#### Challenge:
The records should be written out in full, with nothing altered.

>> begin Listing

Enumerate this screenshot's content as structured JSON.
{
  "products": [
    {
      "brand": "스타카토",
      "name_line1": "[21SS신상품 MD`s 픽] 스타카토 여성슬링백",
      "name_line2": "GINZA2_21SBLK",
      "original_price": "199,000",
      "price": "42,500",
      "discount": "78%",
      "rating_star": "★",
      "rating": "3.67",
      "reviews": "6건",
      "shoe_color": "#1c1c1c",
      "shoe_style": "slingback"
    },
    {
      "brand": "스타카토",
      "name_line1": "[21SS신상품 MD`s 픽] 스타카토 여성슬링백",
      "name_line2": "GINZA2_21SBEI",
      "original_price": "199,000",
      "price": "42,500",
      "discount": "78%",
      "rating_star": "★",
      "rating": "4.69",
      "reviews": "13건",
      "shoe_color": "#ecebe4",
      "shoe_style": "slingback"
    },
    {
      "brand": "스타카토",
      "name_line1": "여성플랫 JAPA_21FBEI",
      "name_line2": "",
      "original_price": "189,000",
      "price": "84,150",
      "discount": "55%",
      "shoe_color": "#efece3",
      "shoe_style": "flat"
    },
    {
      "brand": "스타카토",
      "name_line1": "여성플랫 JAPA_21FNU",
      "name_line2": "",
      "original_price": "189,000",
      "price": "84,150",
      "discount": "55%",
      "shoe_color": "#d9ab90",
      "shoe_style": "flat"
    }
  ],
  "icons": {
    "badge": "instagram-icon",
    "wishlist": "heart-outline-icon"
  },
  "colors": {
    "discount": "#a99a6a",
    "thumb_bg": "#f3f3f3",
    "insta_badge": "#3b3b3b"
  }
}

>> end Listing

#### Response:
Enumerate this screenshot's content as structured JSON.
{
  "products": [
    {
      "brand": "스타카토",
      "name_line1": "[21SS신상품 MD`s 픽] 스타카토 여성슬링백",
      "name_line2": "GINZA2_21SBLK",
      "original_price": "199,000",
      "price": "42,500",
      "discount": "78%",
      "rating_star": "★",
      "rating": "3.67",
      "reviews": "6건",
      "shoe_color": "#1c1c1c",
      "shoe_style": "slingback"
    },
    {
      "brand": "스타카토",
      "name_line1": "[21SS신상품 MD`s 픽] 스타카토 여성슬링백",
      "name_line2": "GINZA2_21SBEI",
      "original_price": "199,000",
      "price": "42,500",
      "discount": "78%",
      "rating_star": "★",
      "rating": "4.69",
      "reviews": "13건",
      "shoe_color": "#ecebe4",
      "shoe_style": "slingback"
    },
    {
      "brand": "스타카토",
      "name_line1": "여성플랫 JAPA_21FBEI",
      "name_line2": "",
      "original_price": "189,000",
      "price": "84,150",
      "discount": "55%",
      "shoe_color": "#efece3",
      "shoe_style": "flat"
    },
    {
      "brand": "스타카토",
      "name_line1": "여성플랫 JAPA_21FNU",
      "name_line2": "",
      "original_price": "189,000",
      "price": "84,150",
      "discount": "55%",
      "shoe_color": "#d9ab90",
      "shoe_style": "flat"
    }
  ],
  "icons": {
    "badge": "instagram-icon",
    "wishlist": "heart-outline-icon"
  },
  "colors": {
    "discount": "#a99a6a",
    "thumb_bg": "#f3f3f3",
    "insta_badge": "#3b3b3b"
  }
}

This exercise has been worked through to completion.